**Extracted entries:**
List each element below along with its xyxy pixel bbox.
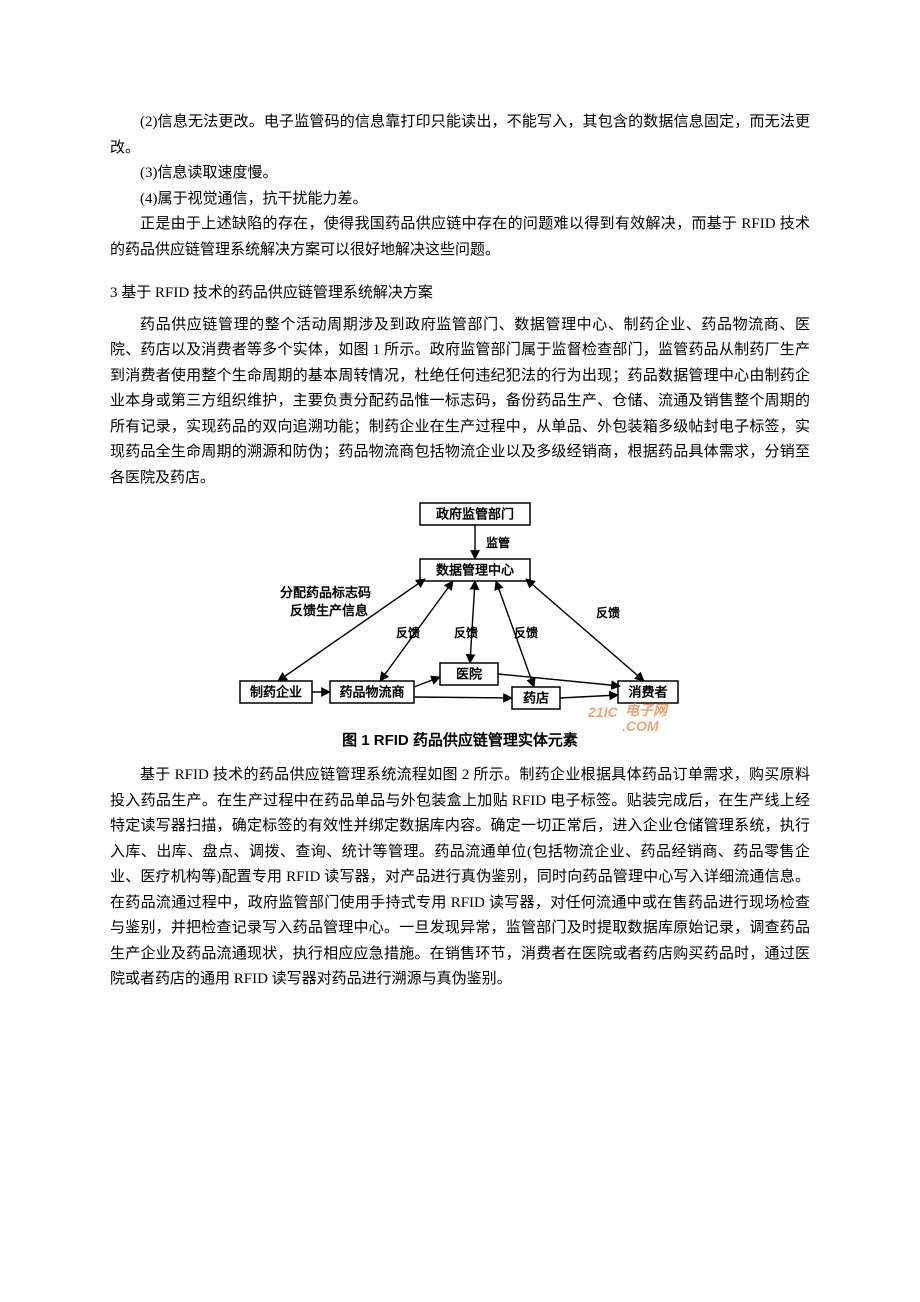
para-3: (3)信息读取速度慢。 bbox=[110, 161, 810, 187]
para-conclusion: 正是由于上述缺陷的存在，使得我国药品供应链中存在的问题难以得到有效解决，而基于 … bbox=[110, 212, 810, 263]
watermark-pre: 21IC bbox=[587, 704, 618, 720]
watermark-com: .COM bbox=[622, 718, 659, 734]
figure-1-caption: 图 1 RFID 药品供应链管理实体元素 bbox=[342, 731, 578, 749]
watermark-cn: 电子网 bbox=[625, 702, 669, 718]
node-pharmacy-label: 药店 bbox=[523, 690, 549, 705]
edge-label-fb3: 反馈 bbox=[514, 625, 538, 640]
figure-1: 政府监管部门 监管 数据管理中心 分配药品标志码 反馈生产信息 反馈 反馈 反馈 bbox=[110, 497, 810, 757]
node-maker-label: 制药企业 bbox=[250, 684, 302, 699]
edge-logistics-pharmacy bbox=[414, 697, 512, 698]
edge-label-supervise: 监管 bbox=[486, 535, 510, 550]
annot-line2: 反馈生产信息 bbox=[290, 603, 368, 618]
edge-hospital-consumer bbox=[498, 674, 620, 686]
para-6: 基于 RFID 技术的药品供应链管理系统流程如图 2 所示。制药企业根据具体药品… bbox=[110, 763, 810, 993]
edge-logistics-hospital bbox=[414, 677, 440, 687]
annot-line1: 分配药品标志码 bbox=[280, 585, 371, 600]
para-2: (2)信息无法更改。电子监管码的信息靠打印只能读出，不能写入，其包含的数据信息固… bbox=[110, 110, 810, 161]
edge-label-fb4: 反馈 bbox=[596, 605, 620, 620]
rfid-supply-chain-diagram: 政府监管部门 监管 数据管理中心 分配药品标志码 反馈生产信息 反馈 反馈 反馈 bbox=[230, 497, 690, 757]
para-4: (4)属于视觉通信，抗干扰能力差。 bbox=[110, 187, 810, 213]
node-data-label: 数据管理中心 bbox=[436, 562, 514, 577]
edge-label-fb2: 反馈 bbox=[454, 625, 478, 640]
para-5: 药品供应链管理的整个活动周期涉及到政府监管部门、数据管理中心、制药企业、药品物流… bbox=[110, 313, 810, 492]
edge-label-fb1: 反馈 bbox=[396, 625, 420, 640]
edge-pharmacy-consumer bbox=[560, 695, 618, 698]
edge-data-consumer bbox=[526, 579, 644, 681]
section-3-title: 3 基于 RFID 技术的药品供应链管理系统解决方案 bbox=[110, 281, 810, 307]
edge-data-hospital bbox=[470, 581, 475, 663]
node-logistics-label: 药品物流商 bbox=[339, 684, 404, 699]
page: (2)信息无法更改。电子监管码的信息靠打印只能读出，不能写入，其包含的数据信息固… bbox=[0, 0, 920, 1053]
node-gov-label: 政府监管部门 bbox=[436, 506, 514, 521]
node-hospital-label: 医院 bbox=[456, 666, 482, 681]
node-consumer-label: 消费者 bbox=[628, 684, 667, 699]
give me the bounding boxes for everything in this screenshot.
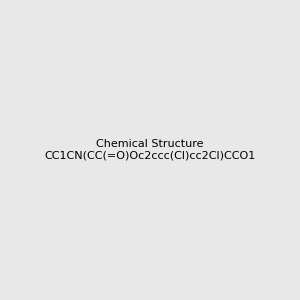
Text: Chemical Structure
CC1CN(CC(=O)Oc2ccc(Cl)cc2Cl)CCO1: Chemical Structure CC1CN(CC(=O)Oc2ccc(Cl… — [44, 139, 256, 161]
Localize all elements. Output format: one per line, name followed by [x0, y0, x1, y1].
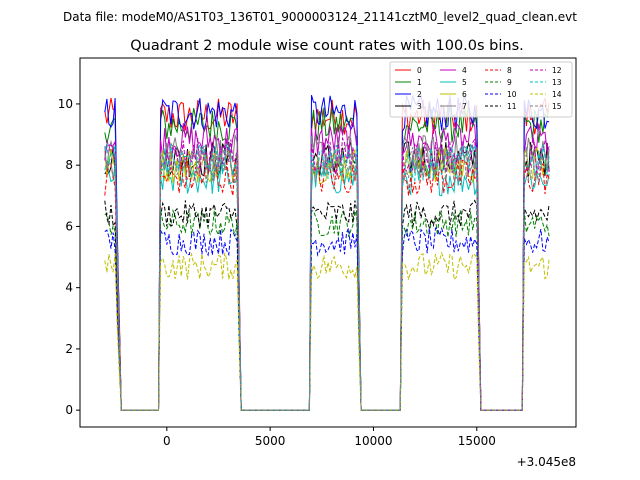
legend-label-12: 12: [552, 66, 562, 75]
x-tick-label: 15000: [458, 434, 496, 448]
legend-label-2: 2: [417, 90, 422, 99]
legend-label-7: 7: [462, 102, 467, 111]
series-line-13: [104, 143, 550, 411]
series-line-7: [104, 134, 550, 411]
chart-title: Quadrant 2 module wise count rates with …: [130, 38, 524, 54]
legend-label-0: 0: [417, 66, 422, 75]
y-tick-label: 10: [58, 97, 73, 111]
legend-label-8: 8: [507, 66, 512, 75]
x-tick-label: 0: [163, 434, 171, 448]
x-tick-label: 5000: [255, 434, 286, 448]
legend-label-13: 13: [552, 78, 562, 87]
series-line-11: [104, 199, 550, 411]
y-tick-label: 2: [65, 342, 73, 356]
legend-box: [389, 61, 573, 118]
series-line-15: [104, 145, 550, 411]
legend-label-6: 6: [462, 90, 467, 99]
x-offset-label: +3.045e8: [517, 455, 576, 469]
y-tick-label: 4: [65, 281, 73, 295]
y-tick-label: 8: [65, 158, 73, 172]
legend-label-1: 1: [417, 78, 422, 87]
legend-label-15: 15: [552, 102, 562, 111]
series-line-10: [104, 226, 550, 411]
series-layer: [104, 93, 550, 411]
legend-label-14: 14: [552, 90, 562, 99]
legend-label-9: 9: [507, 78, 512, 87]
series-line-14: [104, 251, 550, 411]
x-axis: 0 5000 10000 15000: [163, 427, 496, 448]
legend-label-5: 5: [462, 78, 467, 87]
legend-label-10: 10: [507, 90, 517, 99]
y-axis: 0 2 4 6 8 10: [58, 97, 80, 417]
series-line-12: [104, 136, 550, 411]
series-line-6: [104, 147, 550, 411]
legend-label-11: 11: [507, 102, 517, 111]
series-line-9: [104, 208, 550, 411]
series-line-5: [104, 158, 550, 411]
y-tick-label: 0: [65, 403, 73, 417]
chart-suptitle: Data file: modeM0/AS1T03_136T01_90000031…: [63, 10, 577, 24]
x-tick-label: 10000: [354, 434, 392, 448]
series-line-8: [104, 159, 550, 411]
y-tick-label: 6: [65, 219, 73, 233]
plot-area-frame: [79, 57, 577, 428]
legend-label-3: 3: [417, 102, 422, 111]
legend-label-4: 4: [462, 66, 467, 75]
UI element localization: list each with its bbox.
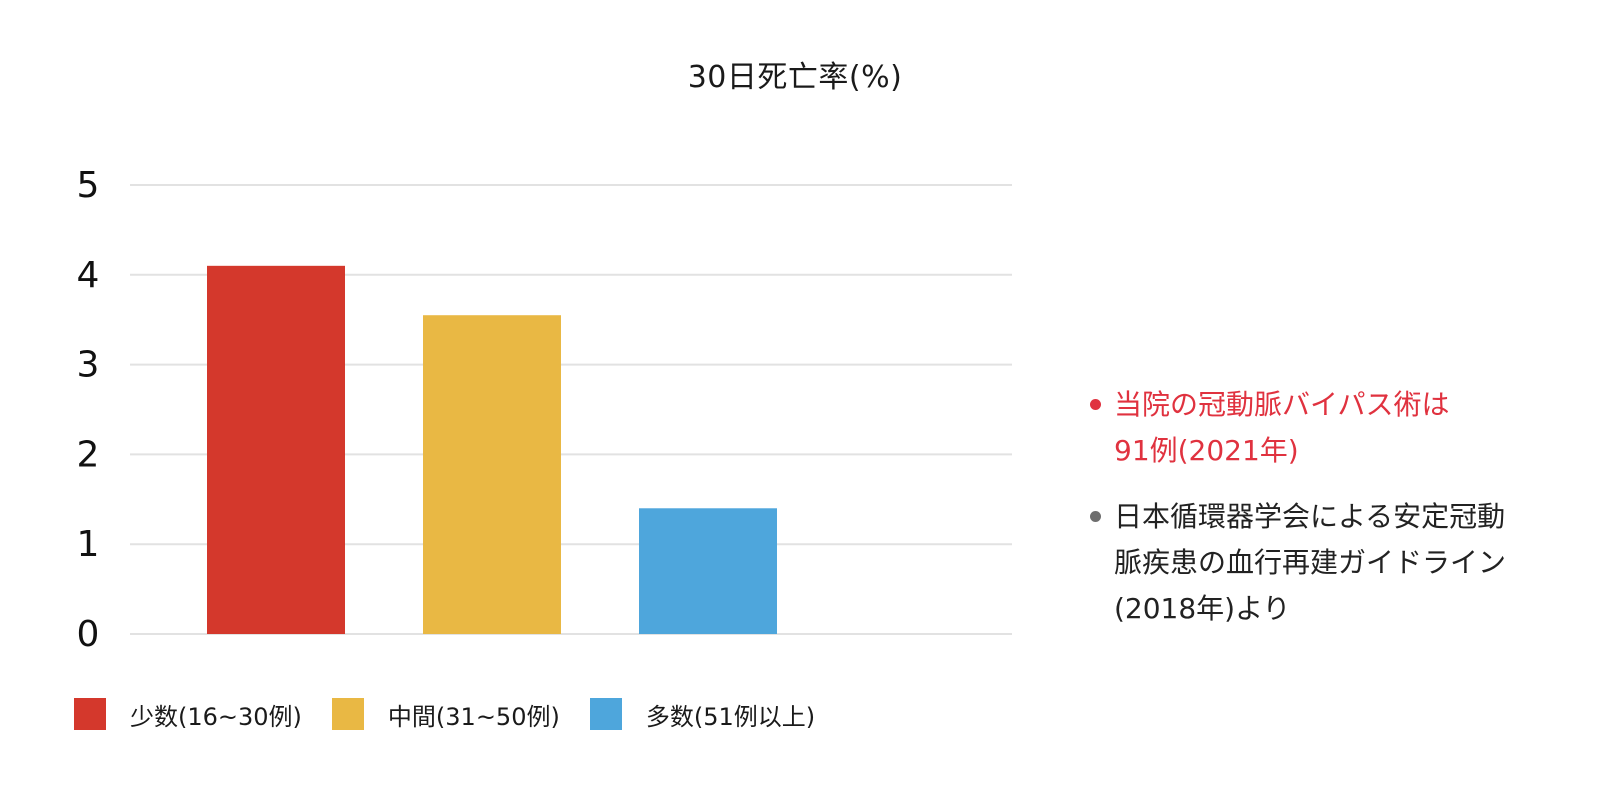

**Task:** Reproduce every line of the records above verbatim, omitting the pictures.

**Response for this exercise:**
List each element below along with its xyxy pixel bbox.
para-3: (3)信息读取速度慢。 bbox=[110, 161, 810, 187]
para-conclusion: 正是由于上述缺陷的存在，使得我国药品供应链中存在的问题难以得到有效解决，而基于 … bbox=[110, 212, 810, 263]
watermark-pre: 21IC bbox=[587, 704, 618, 720]
watermark-com: .COM bbox=[622, 718, 659, 734]
figure-1-caption: 图 1 RFID 药品供应链管理实体元素 bbox=[342, 731, 578, 749]
watermark-cn: 电子网 bbox=[625, 702, 669, 718]
node-pharmacy-label: 药店 bbox=[523, 690, 549, 705]
edge-label-fb3: 反馈 bbox=[514, 625, 538, 640]
figure-1: 政府监管部门 监管 数据管理中心 分配药品标志码 反馈生产信息 反馈 反馈 反馈 bbox=[110, 497, 810, 757]
node-maker-label: 制药企业 bbox=[250, 684, 302, 699]
edge-logistics-pharmacy bbox=[414, 697, 512, 698]
edge-label-supervise: 监管 bbox=[486, 535, 510, 550]
annot-line2: 反馈生产信息 bbox=[290, 603, 368, 618]
edge-hospital-consumer bbox=[498, 674, 620, 686]
para-6: 基于 RFID 技术的药品供应链管理系统流程如图 2 所示。制药企业根据具体药品… bbox=[110, 763, 810, 993]
edge-logistics-hospital bbox=[414, 677, 440, 687]
annot-line1: 分配药品标志码 bbox=[280, 585, 371, 600]
para-2: (2)信息无法更改。电子监管码的信息靠打印只能读出，不能写入，其包含的数据信息固… bbox=[110, 110, 810, 161]
edge-label-fb4: 反馈 bbox=[596, 605, 620, 620]
rfid-supply-chain-diagram: 政府监管部门 监管 数据管理中心 分配药品标志码 反馈生产信息 反馈 反馈 反馈 bbox=[230, 497, 690, 757]
para-4: (4)属于视觉通信，抗干扰能力差。 bbox=[110, 187, 810, 213]
node-data-label: 数据管理中心 bbox=[436, 562, 514, 577]
edge-label-fb2: 反馈 bbox=[454, 625, 478, 640]
para-5: 药品供应链管理的整个活动周期涉及到政府监管部门、数据管理中心、制药企业、药品物流… bbox=[110, 313, 810, 492]
edge-label-fb1: 反馈 bbox=[396, 625, 420, 640]
edge-pharmacy-consumer bbox=[560, 695, 618, 698]
edge-data-consumer bbox=[526, 579, 644, 681]
section-3-title: 3 基于 RFID 技术的药品供应链管理系统解决方案 bbox=[110, 281, 810, 307]
edge-data-hospital bbox=[470, 581, 475, 663]
node-logistics-label: 药品物流商 bbox=[339, 684, 404, 699]
page: (2)信息无法更改。电子监管码的信息靠打印只能读出，不能写入，其包含的数据信息固… bbox=[0, 0, 920, 1053]
node-gov-label: 政府监管部门 bbox=[436, 506, 514, 521]
node-hospital-label: 医院 bbox=[456, 666, 482, 681]
node-consumer-label: 消费者 bbox=[628, 684, 667, 699]
give me the bounding boxes for everything in this screenshot.
Text: Chemical Structure
CC1CN(CC(=O)Oc2ccc(Cl)cc2Cl)CCO1: Chemical Structure CC1CN(CC(=O)Oc2ccc(Cl… — [44, 139, 256, 161]
Localize all elements. Output format: one per line, name followed by [x0, y0, x1, y1].
legend-label-12: 12: [552, 66, 562, 75]
x-tick-label: 15000: [458, 434, 496, 448]
legend-label-2: 2: [417, 90, 422, 99]
legend-label-7: 7: [462, 102, 467, 111]
series-line-13: [104, 143, 550, 411]
series-line-7: [104, 134, 550, 411]
chart-title: Quadrant 2 module wise count rates with …: [130, 38, 524, 54]
legend-label-0: 0: [417, 66, 422, 75]
y-tick-label: 10: [58, 97, 73, 111]
legend-label-8: 8: [507, 66, 512, 75]
x-tick-label: 0: [163, 434, 171, 448]
x-tick-label: 5000: [255, 434, 286, 448]
legend-label-13: 13: [552, 78, 562, 87]
series-line-11: [104, 199, 550, 411]
y-tick-label: 2: [65, 342, 73, 356]
legend-box: [389, 61, 573, 118]
series-line-15: [104, 145, 550, 411]
legend-label-6: 6: [462, 90, 467, 99]
x-offset-label: +3.045e8: [517, 455, 576, 469]
y-tick-label: 4: [65, 281, 73, 295]
y-tick-label: 8: [65, 158, 73, 172]
legend-label-1: 1: [417, 78, 422, 87]
legend-label-15: 15: [552, 102, 562, 111]
series-line-10: [104, 226, 550, 411]
series-layer: [104, 93, 550, 411]
legend-label-14: 14: [552, 90, 562, 99]
legend-label-9: 9: [507, 78, 512, 87]
series-line-14: [104, 251, 550, 411]
x-axis: 0 5000 10000 15000: [163, 427, 496, 448]
legend-label-5: 5: [462, 78, 467, 87]
legend-label-10: 10: [507, 90, 517, 99]
y-axis: 0 2 4 6 8 10: [58, 97, 80, 417]
series-line-12: [104, 136, 550, 411]
series-line-6: [104, 147, 550, 411]
legend-label-11: 11: [507, 102, 517, 111]
series-line-9: [104, 208, 550, 411]
series-line-5: [104, 158, 550, 411]
y-tick-label: 0: [65, 403, 73, 417]
chart-suptitle: Data file: modeM0/AS1T03_136T01_90000031…: [63, 10, 577, 24]
x-tick-label: 10000: [354, 434, 392, 448]
series-line-8: [104, 159, 550, 411]
y-tick-label: 6: [65, 219, 73, 233]
plot-area-frame: [79, 57, 577, 428]
legend-label-3: 3: [417, 102, 422, 111]
legend-label-4: 4: [462, 66, 467, 75]
UI element localization: list each with its bbox.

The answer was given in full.